• Written instruction
Set down exactly the lines running from the line with "Output a JSON" to the end of the listing below, both ends included.
* BEGIN *
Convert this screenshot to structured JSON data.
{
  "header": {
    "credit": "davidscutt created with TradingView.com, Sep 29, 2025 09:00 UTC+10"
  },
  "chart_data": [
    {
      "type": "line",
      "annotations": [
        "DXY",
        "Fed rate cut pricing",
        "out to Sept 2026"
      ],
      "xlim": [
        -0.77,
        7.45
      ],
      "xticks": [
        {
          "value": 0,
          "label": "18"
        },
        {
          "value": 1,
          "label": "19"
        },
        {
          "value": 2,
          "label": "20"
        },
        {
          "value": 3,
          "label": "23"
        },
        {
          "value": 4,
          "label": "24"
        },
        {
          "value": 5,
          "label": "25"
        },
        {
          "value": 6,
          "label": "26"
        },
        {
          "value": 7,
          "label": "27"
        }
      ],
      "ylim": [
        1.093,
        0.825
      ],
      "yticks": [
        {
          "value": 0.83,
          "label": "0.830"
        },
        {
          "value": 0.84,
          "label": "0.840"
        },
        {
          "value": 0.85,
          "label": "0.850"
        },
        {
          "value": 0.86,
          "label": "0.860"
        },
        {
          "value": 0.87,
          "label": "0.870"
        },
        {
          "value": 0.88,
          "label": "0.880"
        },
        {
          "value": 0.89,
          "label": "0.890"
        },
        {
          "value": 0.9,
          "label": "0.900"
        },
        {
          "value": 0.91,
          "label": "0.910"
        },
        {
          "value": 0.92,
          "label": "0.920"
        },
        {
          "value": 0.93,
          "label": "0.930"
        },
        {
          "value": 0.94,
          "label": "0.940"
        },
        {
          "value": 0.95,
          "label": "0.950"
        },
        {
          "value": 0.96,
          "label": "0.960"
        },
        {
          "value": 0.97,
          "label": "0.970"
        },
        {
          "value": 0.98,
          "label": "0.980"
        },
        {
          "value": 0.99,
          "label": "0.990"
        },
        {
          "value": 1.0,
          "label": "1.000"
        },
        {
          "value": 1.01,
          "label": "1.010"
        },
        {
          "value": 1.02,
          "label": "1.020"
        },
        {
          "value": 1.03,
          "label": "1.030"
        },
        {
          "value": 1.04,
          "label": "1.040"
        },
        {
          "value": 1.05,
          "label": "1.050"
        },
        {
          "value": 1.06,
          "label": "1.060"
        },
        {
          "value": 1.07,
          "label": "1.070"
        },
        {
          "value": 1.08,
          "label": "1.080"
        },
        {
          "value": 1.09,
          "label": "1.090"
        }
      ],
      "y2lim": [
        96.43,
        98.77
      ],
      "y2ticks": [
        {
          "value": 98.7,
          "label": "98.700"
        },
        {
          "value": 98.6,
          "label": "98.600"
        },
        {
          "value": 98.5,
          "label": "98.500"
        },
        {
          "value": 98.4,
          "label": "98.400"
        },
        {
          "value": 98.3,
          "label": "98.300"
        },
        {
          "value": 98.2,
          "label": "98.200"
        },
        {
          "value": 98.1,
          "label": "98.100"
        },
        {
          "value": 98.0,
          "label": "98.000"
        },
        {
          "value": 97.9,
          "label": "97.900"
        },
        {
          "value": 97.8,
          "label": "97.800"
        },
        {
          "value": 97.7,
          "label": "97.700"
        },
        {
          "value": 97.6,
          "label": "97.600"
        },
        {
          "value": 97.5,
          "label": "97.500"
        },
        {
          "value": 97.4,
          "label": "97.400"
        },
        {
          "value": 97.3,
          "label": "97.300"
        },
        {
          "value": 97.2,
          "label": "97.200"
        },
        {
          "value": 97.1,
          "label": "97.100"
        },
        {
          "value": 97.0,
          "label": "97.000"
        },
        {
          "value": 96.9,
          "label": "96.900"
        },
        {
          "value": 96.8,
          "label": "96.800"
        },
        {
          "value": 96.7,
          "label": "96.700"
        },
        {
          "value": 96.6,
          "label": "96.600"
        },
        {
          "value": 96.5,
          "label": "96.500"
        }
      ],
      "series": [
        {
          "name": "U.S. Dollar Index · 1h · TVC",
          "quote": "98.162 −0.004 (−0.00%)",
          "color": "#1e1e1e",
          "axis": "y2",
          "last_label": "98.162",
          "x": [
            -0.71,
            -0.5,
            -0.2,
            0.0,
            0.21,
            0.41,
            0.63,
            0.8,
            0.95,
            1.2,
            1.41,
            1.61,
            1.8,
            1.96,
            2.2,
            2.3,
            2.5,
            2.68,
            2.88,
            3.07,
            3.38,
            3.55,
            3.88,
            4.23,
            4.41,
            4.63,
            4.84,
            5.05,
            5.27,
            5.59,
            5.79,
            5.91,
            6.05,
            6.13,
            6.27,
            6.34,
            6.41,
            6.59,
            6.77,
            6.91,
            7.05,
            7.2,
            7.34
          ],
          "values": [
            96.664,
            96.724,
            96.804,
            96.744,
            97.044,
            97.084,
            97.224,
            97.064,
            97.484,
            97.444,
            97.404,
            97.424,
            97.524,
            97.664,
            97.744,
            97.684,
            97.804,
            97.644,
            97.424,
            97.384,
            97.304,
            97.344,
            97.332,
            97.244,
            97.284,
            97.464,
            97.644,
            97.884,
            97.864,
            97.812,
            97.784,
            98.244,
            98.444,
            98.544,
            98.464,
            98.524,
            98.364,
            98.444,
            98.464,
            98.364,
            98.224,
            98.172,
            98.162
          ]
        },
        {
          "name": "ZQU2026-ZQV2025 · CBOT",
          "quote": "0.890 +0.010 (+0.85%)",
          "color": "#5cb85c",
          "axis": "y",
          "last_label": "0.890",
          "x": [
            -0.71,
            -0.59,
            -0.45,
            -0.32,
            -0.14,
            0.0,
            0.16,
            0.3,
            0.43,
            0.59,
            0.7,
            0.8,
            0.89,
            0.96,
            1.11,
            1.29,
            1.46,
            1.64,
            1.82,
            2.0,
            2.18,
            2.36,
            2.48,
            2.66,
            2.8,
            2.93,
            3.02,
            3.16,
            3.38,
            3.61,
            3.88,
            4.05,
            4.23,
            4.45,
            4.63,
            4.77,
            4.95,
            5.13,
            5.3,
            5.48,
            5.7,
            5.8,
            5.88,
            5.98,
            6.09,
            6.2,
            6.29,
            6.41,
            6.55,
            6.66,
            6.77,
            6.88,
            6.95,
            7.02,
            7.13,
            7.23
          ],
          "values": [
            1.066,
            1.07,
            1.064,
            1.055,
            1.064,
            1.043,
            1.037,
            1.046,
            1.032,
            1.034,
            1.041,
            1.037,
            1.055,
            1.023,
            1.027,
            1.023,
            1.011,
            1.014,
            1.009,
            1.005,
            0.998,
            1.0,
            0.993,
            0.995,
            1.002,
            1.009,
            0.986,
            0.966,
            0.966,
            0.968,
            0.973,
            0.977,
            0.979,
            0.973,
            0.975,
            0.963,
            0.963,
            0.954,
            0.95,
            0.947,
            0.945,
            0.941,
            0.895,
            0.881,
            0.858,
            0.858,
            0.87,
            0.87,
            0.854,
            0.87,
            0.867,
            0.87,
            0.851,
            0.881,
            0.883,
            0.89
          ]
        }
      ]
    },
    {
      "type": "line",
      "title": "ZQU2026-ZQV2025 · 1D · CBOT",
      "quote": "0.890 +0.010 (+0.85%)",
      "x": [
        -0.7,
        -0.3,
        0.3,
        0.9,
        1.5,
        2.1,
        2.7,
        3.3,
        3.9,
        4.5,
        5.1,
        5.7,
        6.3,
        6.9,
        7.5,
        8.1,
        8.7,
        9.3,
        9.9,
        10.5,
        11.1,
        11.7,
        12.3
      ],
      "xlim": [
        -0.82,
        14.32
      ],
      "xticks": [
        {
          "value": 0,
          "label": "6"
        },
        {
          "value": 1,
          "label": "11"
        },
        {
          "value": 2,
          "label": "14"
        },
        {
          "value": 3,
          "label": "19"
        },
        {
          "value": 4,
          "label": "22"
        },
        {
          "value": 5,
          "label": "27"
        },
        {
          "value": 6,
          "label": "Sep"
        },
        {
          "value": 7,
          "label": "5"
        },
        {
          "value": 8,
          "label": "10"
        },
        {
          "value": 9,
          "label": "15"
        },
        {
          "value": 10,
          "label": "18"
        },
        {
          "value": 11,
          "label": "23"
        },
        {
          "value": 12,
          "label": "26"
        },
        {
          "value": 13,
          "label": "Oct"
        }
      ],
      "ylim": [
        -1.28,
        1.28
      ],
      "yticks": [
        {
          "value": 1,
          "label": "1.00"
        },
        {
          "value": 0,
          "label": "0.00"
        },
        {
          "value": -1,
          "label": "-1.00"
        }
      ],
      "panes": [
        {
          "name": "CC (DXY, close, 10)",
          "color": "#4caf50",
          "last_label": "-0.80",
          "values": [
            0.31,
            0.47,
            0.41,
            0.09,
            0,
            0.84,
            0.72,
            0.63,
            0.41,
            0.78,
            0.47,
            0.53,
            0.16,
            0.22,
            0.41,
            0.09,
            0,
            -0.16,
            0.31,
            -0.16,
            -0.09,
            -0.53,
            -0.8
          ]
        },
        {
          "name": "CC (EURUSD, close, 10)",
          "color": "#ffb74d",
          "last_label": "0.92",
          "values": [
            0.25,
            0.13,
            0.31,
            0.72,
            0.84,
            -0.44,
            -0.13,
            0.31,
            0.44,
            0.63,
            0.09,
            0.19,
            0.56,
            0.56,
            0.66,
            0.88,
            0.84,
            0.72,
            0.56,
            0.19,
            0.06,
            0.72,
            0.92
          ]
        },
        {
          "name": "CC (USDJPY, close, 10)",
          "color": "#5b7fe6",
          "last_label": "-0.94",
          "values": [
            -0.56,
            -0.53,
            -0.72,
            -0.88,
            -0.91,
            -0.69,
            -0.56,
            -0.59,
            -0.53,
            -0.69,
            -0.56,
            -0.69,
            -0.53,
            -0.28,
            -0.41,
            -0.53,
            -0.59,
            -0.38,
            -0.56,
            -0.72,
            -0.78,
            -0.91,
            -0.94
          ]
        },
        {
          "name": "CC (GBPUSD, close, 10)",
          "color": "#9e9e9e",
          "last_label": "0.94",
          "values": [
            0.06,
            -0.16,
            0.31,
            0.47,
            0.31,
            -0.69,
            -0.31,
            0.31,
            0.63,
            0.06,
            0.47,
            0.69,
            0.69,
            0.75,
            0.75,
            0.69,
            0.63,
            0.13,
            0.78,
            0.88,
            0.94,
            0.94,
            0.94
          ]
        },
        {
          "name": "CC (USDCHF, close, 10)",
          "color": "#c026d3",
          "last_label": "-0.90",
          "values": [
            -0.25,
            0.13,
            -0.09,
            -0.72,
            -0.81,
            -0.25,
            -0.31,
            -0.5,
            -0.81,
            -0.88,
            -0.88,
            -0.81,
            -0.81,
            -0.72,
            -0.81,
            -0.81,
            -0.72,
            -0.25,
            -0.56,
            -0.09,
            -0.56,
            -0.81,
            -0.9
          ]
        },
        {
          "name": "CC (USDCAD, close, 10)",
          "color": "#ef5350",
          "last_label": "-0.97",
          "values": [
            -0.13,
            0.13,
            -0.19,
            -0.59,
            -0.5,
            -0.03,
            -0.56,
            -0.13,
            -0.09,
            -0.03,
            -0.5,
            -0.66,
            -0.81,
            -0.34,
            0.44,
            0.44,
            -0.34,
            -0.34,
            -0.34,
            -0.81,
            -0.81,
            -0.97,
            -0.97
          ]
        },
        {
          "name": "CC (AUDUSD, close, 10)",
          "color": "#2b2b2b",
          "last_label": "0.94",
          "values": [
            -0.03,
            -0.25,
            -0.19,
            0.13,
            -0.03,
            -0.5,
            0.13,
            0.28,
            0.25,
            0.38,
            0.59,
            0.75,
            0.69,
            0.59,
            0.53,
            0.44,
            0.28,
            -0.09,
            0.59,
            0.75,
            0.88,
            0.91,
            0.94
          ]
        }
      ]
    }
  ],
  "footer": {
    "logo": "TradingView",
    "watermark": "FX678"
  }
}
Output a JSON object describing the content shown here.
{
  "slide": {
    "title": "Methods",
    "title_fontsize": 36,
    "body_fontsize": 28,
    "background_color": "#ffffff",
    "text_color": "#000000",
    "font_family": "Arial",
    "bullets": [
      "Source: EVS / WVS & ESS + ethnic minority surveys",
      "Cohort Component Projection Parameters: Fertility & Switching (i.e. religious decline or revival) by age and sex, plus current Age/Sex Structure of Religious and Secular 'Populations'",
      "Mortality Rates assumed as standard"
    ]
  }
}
* END *
• Response to this exercise
Output a JSON object describing the content shown here.
{
  "slide": {
    "title": "Methods",
    "title_fontsize": 36,
    "body_fontsize": 28,
    "background_color": "#ffffff",
    "text_color": "#000000",
    "font_family": "Arial",
    "bullets": [
      "Source: EVS / WVS & ESS + ethnic minority surveys",
      "Cohort Component Projection Parameters: Fertility & Switching (i.e. religious decline or revival) by age and sex, plus current Age/Sex Structure of Religious and Secular 'Populations'",
      "Mortality Rates assumed as standard"
    ]
  }
}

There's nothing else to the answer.